WHAT THE TASK REQUIRES -> Would you quote every entry exactly, dropping only the pictures?

╔══

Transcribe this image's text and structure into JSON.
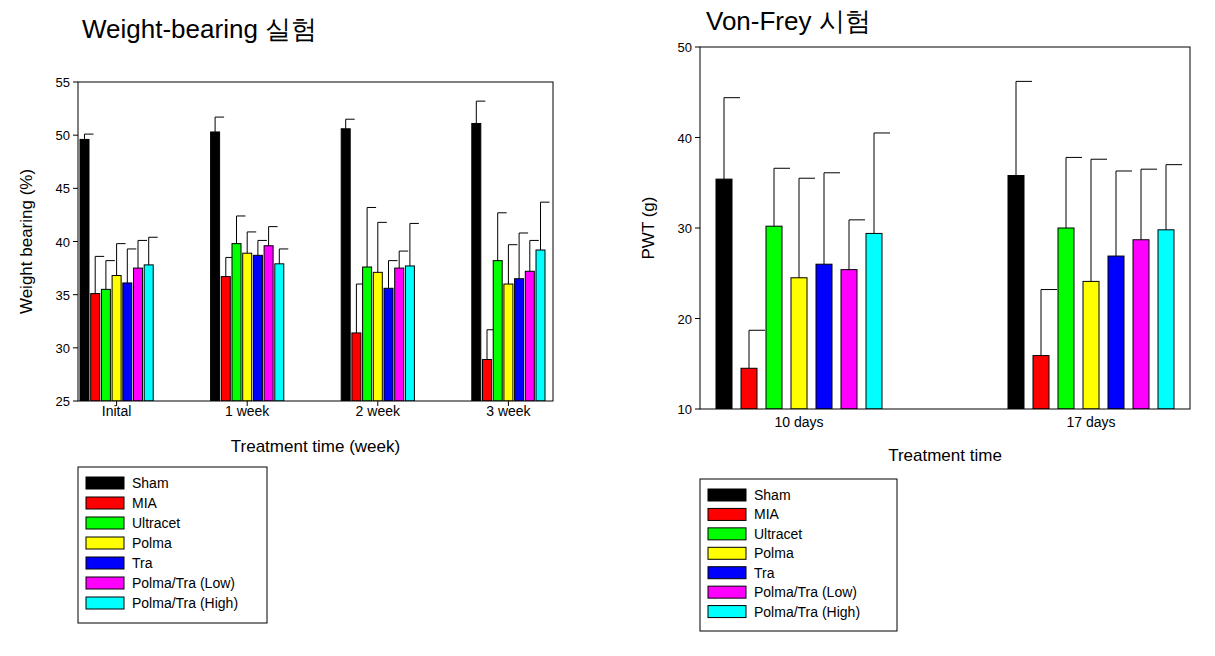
{
  "chart_data": [
    {
      "type": "bar",
      "title": "Weight-bearing 실험",
      "x_label": "Treatment time (week)",
      "y_label": "Weight bearing (%)",
      "categories": [
        "Inital",
        "1 week",
        "2 week",
        "3 week"
      ],
      "ylim": [
        25,
        55
      ],
      "yticks": [
        25,
        30,
        35,
        40,
        45,
        50,
        55
      ],
      "series": [
        {
          "name": "Sham",
          "color": "#000000",
          "values": [
            49.6,
            50.3,
            50.6,
            51.1
          ],
          "errors": [
            0.5,
            1.4,
            0.9,
            2.1
          ]
        },
        {
          "name": "MIA",
          "color": "#ff0000",
          "values": [
            35.1,
            36.7,
            31.4,
            28.9
          ],
          "errors": [
            3.5,
            1.8,
            4.6,
            2.8
          ]
        },
        {
          "name": "Ultracet",
          "color": "#00ff00",
          "values": [
            35.5,
            39.8,
            37.6,
            38.2
          ],
          "errors": [
            2.7,
            2.6,
            5.6,
            4.5
          ]
        },
        {
          "name": "Polma",
          "color": "#ffff00",
          "values": [
            36.8,
            38.9,
            37.1,
            36.0
          ],
          "errors": [
            3.0,
            2.0,
            4.7,
            3.7
          ]
        },
        {
          "name": "Tra",
          "color": "#0000ff",
          "values": [
            36.1,
            38.7,
            35.6,
            36.5
          ],
          "errors": [
            3.2,
            1.4,
            2.6,
            4.3
          ]
        },
        {
          "name": "Polma/Tra (Low)",
          "color": "#ff00ff",
          "values": [
            37.5,
            39.6,
            37.5,
            37.2
          ],
          "errors": [
            2.6,
            1.8,
            1.6,
            2.9
          ]
        },
        {
          "name": "Polma/Tra (High)",
          "color": "#00ffff",
          "values": [
            37.8,
            37.9,
            37.7,
            39.2
          ],
          "errors": [
            2.6,
            1.4,
            4.0,
            4.5
          ]
        }
      ]
    },
    {
      "type": "bar",
      "title": "Von-Frey 시험",
      "x_label": "Treatment time",
      "y_label": "PWT (g)",
      "categories": [
        "10 days",
        "17 days"
      ],
      "ylim": [
        10,
        50
      ],
      "yticks": [
        10,
        20,
        30,
        40,
        50
      ],
      "series": [
        {
          "name": "Sham",
          "color": "#000000",
          "values": [
            35.4,
            35.8
          ],
          "errors": [
            9.0,
            10.4
          ]
        },
        {
          "name": "MIA",
          "color": "#ff0000",
          "values": [
            14.5,
            15.9
          ],
          "errors": [
            4.2,
            7.3
          ]
        },
        {
          "name": "Ultracet",
          "color": "#00ff00",
          "values": [
            30.2,
            30.0
          ],
          "errors": [
            6.4,
            7.8
          ]
        },
        {
          "name": "Polma",
          "color": "#ffff00",
          "values": [
            24.5,
            24.1
          ],
          "errors": [
            11.0,
            13.5
          ]
        },
        {
          "name": "Tra",
          "color": "#0000ff",
          "values": [
            26.0,
            26.9
          ],
          "errors": [
            10.1,
            9.4
          ]
        },
        {
          "name": "Polma/Tra (Low)",
          "color": "#ff00ff",
          "values": [
            25.4,
            28.7
          ],
          "errors": [
            5.5,
            7.8
          ]
        },
        {
          "name": "Polma/Tra (High)",
          "color": "#00ffff",
          "values": [
            29.4,
            29.8
          ],
          "errors": [
            11.1,
            7.2
          ]
        }
      ]
    }
  ]
}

╚══

RESULT OF THE TASK ->
Transcribe this image's text and structure into JSON.
{
  "chart_data": [
    {
      "type": "bar",
      "title": "Weight-bearing 실험",
      "x_label": "Treatment time (week)",
      "y_label": "Weight bearing (%)",
      "categories": [
        "Inital",
        "1 week",
        "2 week",
        "3 week"
      ],
      "ylim": [
        25,
        55
      ],
      "yticks": [
        25,
        30,
        35,
        40,
        45,
        50,
        55
      ],
      "series": [
        {
          "name": "Sham",
          "color": "#000000",
          "values": [
            49.6,
            50.3,
            50.6,
            51.1
          ],
          "errors": [
            0.5,
            1.4,
            0.9,
            2.1
          ]
        },
        {
          "name": "MIA",
          "color": "#ff0000",
          "values": [
            35.1,
            36.7,
            31.4,
            28.9
          ],
          "errors": [
            3.5,
            1.8,
            4.6,
            2.8
          ]
        },
        {
          "name": "Ultracet",
          "color": "#00ff00",
          "values": [
            35.5,
            39.8,
            37.6,
            38.2
          ],
          "errors": [
            2.7,
            2.6,
            5.6,
            4.5
          ]
        },
        {
          "name": "Polma",
          "color": "#ffff00",
          "values": [
            36.8,
            38.9,
            37.1,
            36.0
          ],
          "errors": [
            3.0,
            2.0,
            4.7,
            3.7
          ]
        },
        {
          "name": "Tra",
          "color": "#0000ff",
          "values": [
            36.1,
            38.7,
            35.6,
            36.5
          ],
          "errors": [
            3.2,
            1.4,
            2.6,
            4.3
          ]
        },
        {
          "name": "Polma/Tra (Low)",
          "color": "#ff00ff",
          "values": [
            37.5,
            39.6,
            37.5,
            37.2
          ],
          "errors": [
            2.6,
            1.8,
            1.6,
            2.9
          ]
        },
        {
          "name": "Polma/Tra (High)",
          "color": "#00ffff",
          "values": [
            37.8,
            37.9,
            37.7,
            39.2
          ],
          "errors": [
            2.6,
            1.4,
            4.0,
            4.5
          ]
        }
      ]
    },
    {
      "type": "bar",
      "title": "Von-Frey 시험",
      "x_label": "Treatment time",
      "y_label": "PWT (g)",
      "categories": [
        "10 days",
        "17 days"
      ],
      "ylim": [
        10,
        50
      ],
      "yticks": [
        10,
        20,
        30,
        40,
        50
      ],
      "series": [
        {
          "name": "Sham",
          "color": "#000000",
          "values": [
            35.4,
            35.8
          ],
          "errors": [
            9.0,
            10.4
          ]
        },
        {
          "name": "MIA",
          "color": "#ff0000",
          "values": [
            14.5,
            15.9
          ],
          "errors": [
            4.2,
            7.3
          ]
        },
        {
          "name": "Ultracet",
          "color": "#00ff00",
          "values": [
            30.2,
            30.0
          ],
          "errors": [
            6.4,
            7.8
          ]
        },
        {
          "name": "Polma",
          "color": "#ffff00",
          "values": [
            24.5,
            24.1
          ],
          "errors": [
            11.0,
            13.5
          ]
        },
        {
          "name": "Tra",
          "color": "#0000ff",
          "values": [
            26.0,
            26.9
          ],
          "errors": [
            10.1,
            9.4
          ]
        },
        {
          "name": "Polma/Tra (Low)",
          "color": "#ff00ff",
          "values": [
            25.4,
            28.7
          ],
          "errors": [
            5.5,
            7.8
          ]
        },
        {
          "name": "Polma/Tra (High)",
          "color": "#00ffff",
          "values": [
            29.4,
            29.8
          ],
          "errors": [
            11.1,
            7.2
          ]
        }
      ]
    }
  ]
}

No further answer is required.